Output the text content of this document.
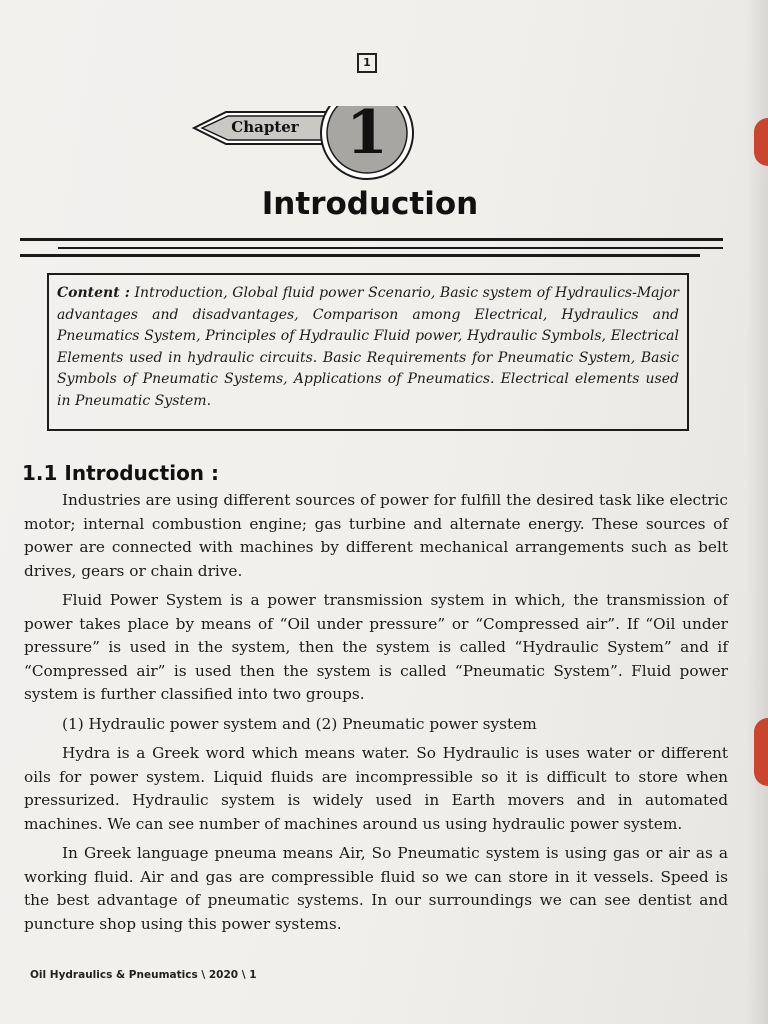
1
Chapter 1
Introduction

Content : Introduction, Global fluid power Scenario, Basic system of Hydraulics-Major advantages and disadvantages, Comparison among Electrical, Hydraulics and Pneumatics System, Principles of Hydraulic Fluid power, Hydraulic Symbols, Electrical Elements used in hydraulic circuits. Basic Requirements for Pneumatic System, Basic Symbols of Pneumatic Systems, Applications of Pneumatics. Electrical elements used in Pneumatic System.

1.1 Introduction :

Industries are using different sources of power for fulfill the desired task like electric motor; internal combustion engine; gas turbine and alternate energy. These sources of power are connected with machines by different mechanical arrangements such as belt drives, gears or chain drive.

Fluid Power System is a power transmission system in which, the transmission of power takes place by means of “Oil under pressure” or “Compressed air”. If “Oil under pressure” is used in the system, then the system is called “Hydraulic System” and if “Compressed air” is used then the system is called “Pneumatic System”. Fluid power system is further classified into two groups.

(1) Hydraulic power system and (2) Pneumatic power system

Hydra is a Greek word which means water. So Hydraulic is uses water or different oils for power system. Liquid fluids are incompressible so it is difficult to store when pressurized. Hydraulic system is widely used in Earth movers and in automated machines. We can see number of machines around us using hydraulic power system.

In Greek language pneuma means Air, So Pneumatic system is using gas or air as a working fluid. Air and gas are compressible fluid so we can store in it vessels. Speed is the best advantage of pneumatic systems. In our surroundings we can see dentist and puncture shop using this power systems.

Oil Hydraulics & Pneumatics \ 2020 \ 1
•••••
Challenge ::
Copy the listing over exactly, skipping the pictures it holds.

The result ::
Output the text content of this document.
1
Chapter 1
Introduction

Content : Introduction, Global fluid power Scenario, Basic system of Hydraulics-Major advantages and disadvantages, Comparison among Electrical, Hydraulics and Pneumatics System, Principles of Hydraulic Fluid power, Hydraulic Symbols, Electrical Elements used in hydraulic circuits. Basic Requirements for Pneumatic System, Basic Symbols of Pneumatic Systems, Applications of Pneumatics. Electrical elements used in Pneumatic System.

1.1 Introduction :

Industries are using different sources of power for fulfill the desired task like electric motor; internal combustion engine; gas turbine and alternate energy. These sources of power are connected with machines by different mechanical arrangements such as belt drives, gears or chain drive.

Fluid Power System is a power transmission system in which, the transmission of power takes place by means of “Oil under pressure” or “Compressed air”. If “Oil under pressure” is used in the system, then the system is called “Hydraulic System” and if “Compressed air” is used then the system is called “Pneumatic System”. Fluid power system is further classified into two groups.

(1) Hydraulic power system and (2) Pneumatic power system

Hydra is a Greek word which means water. So Hydraulic is uses water or different oils for power system. Liquid fluids are incompressible so it is difficult to store when pressurized. Hydraulic system is widely used in Earth movers and in automated machines. We can see number of machines around us using hydraulic power system.

In Greek language pneuma means Air, So Pneumatic system is using gas or air as a working fluid. Air and gas are compressible fluid so we can store in it vessels. Speed is the best advantage of pneumatic systems. In our surroundings we can see dentist and puncture shop using this power systems.

Oil Hydraulics & Pneumatics \ 2020 \ 1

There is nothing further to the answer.